**STORED RECORDS**

######

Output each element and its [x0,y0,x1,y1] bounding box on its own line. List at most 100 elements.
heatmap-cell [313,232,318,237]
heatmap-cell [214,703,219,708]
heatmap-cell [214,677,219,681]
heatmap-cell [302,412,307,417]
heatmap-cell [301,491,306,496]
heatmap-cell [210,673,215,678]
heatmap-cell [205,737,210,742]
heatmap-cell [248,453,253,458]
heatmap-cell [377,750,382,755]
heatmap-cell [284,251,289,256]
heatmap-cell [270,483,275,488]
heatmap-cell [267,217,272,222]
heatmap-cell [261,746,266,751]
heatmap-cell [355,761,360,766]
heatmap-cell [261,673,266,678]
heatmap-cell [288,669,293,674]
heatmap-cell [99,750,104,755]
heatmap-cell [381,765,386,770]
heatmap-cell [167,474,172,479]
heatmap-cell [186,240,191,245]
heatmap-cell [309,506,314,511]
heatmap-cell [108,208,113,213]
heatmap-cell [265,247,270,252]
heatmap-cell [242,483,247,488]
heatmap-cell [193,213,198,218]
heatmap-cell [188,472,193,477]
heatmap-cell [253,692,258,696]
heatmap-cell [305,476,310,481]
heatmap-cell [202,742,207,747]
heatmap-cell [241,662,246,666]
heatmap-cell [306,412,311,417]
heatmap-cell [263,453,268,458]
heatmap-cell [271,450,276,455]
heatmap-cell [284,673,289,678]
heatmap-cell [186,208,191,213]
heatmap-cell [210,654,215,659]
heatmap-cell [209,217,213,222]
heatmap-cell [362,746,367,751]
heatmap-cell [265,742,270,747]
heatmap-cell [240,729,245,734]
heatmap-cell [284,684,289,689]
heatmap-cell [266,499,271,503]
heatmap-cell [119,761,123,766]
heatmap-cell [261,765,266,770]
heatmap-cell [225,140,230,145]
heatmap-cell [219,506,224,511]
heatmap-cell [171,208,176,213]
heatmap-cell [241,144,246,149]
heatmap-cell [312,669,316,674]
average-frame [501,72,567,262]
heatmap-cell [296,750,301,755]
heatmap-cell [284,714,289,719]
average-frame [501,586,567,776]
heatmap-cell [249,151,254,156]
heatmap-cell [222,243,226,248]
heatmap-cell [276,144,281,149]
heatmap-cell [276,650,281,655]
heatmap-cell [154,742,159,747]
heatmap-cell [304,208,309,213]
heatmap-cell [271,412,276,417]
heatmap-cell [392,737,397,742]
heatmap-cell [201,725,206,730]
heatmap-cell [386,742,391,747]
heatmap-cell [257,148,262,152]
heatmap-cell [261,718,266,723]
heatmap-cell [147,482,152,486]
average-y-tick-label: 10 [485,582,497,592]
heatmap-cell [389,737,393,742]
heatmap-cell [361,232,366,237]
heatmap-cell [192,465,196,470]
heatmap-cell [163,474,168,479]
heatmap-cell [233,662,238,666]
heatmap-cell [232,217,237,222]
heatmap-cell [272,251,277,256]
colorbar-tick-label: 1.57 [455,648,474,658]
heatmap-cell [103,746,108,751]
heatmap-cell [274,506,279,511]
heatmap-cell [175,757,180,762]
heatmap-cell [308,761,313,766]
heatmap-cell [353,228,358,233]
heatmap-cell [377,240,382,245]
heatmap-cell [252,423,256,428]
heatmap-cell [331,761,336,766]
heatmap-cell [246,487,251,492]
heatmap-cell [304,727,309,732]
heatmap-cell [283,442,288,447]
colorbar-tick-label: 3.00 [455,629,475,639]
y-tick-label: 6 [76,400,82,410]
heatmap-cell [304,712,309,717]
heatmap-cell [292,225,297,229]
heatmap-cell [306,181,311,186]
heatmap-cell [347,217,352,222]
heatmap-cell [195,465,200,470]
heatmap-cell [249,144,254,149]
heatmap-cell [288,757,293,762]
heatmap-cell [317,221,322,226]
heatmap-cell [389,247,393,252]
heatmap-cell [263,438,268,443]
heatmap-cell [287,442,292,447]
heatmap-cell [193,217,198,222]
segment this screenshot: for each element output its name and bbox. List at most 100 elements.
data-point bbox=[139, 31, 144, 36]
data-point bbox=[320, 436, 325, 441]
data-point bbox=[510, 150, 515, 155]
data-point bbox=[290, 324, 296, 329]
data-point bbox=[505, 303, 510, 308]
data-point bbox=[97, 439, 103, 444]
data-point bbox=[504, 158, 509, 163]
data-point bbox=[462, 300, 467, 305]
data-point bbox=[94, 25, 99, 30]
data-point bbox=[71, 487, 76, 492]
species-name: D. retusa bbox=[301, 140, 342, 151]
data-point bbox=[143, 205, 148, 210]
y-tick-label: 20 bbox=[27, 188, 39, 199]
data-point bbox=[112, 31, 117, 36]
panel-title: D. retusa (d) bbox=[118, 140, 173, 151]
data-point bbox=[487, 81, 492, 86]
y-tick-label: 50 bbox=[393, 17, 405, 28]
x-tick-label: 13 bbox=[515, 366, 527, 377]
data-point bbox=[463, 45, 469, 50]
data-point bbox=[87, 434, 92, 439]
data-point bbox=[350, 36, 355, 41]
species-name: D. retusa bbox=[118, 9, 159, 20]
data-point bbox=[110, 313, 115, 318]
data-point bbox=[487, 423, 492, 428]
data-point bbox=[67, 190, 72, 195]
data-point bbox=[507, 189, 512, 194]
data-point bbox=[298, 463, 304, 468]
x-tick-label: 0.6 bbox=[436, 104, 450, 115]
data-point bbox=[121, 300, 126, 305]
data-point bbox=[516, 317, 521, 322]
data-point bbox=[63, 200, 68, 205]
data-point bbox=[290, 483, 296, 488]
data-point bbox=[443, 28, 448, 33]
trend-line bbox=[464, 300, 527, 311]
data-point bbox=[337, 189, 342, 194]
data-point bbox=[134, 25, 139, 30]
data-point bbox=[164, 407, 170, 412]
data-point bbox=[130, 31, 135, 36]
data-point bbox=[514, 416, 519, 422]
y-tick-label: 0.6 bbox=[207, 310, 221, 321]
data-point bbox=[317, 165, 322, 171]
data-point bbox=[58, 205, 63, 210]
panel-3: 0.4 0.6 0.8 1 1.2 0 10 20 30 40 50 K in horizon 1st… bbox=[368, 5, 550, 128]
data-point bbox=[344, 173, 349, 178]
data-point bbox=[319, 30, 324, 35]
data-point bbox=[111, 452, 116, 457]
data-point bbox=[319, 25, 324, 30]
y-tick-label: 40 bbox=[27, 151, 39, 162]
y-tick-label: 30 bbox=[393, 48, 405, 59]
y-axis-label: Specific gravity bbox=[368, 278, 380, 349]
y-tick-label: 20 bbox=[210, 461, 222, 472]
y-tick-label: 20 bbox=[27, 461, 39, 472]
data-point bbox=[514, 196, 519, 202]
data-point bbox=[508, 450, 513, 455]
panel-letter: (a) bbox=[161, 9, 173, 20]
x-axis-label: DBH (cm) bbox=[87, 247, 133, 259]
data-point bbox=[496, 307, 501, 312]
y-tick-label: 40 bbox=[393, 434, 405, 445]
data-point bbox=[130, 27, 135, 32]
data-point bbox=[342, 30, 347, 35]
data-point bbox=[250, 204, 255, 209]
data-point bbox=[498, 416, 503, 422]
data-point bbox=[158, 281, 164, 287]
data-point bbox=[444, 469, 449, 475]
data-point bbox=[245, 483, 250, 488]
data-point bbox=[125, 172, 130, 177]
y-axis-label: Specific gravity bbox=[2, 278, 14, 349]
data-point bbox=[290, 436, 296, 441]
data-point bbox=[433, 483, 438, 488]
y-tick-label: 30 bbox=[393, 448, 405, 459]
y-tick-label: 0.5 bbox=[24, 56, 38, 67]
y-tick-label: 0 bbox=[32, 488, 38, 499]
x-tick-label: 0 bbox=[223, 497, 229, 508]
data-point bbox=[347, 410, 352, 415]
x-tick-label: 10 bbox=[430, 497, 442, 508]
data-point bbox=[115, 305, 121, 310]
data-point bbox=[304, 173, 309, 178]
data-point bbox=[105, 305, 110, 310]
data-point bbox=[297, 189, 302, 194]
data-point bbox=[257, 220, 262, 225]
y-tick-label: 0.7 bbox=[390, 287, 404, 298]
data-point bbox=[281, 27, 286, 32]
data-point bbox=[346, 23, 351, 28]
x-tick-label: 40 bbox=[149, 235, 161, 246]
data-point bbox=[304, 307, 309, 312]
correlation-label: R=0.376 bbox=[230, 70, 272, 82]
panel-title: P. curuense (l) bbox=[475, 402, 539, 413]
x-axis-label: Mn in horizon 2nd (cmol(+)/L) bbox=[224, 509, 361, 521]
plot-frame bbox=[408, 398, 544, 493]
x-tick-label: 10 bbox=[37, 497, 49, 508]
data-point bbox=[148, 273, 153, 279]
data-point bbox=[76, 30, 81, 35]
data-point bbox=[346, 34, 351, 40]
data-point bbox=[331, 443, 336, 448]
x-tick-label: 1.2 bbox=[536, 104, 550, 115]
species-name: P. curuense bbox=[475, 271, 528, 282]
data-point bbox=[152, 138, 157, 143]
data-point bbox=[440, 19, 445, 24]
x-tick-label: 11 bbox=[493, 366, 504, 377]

######

**WHAT THE TASK ASKS**
Print every line from the start of the records through the line that contains "heatmap-cell [309,506,314,511]", inclusive, reproducing each line character for character.

**TASK RESULT**
Output each element and its [x0,y0,x1,y1] bounding box on its own line. List at most 100 elements.
heatmap-cell [313,232,318,237]
heatmap-cell [214,703,219,708]
heatmap-cell [214,677,219,681]
heatmap-cell [302,412,307,417]
heatmap-cell [301,491,306,496]
heatmap-cell [210,673,215,678]
heatmap-cell [205,737,210,742]
heatmap-cell [248,453,253,458]
heatmap-cell [377,750,382,755]
heatmap-cell [284,251,289,256]
heatmap-cell [270,483,275,488]
heatmap-cell [267,217,272,222]
heatmap-cell [261,746,266,751]
heatmap-cell [355,761,360,766]
heatmap-cell [261,673,266,678]
heatmap-cell [288,669,293,674]
heatmap-cell [99,750,104,755]
heatmap-cell [381,765,386,770]
heatmap-cell [167,474,172,479]
heatmap-cell [186,240,191,245]
heatmap-cell [309,506,314,511]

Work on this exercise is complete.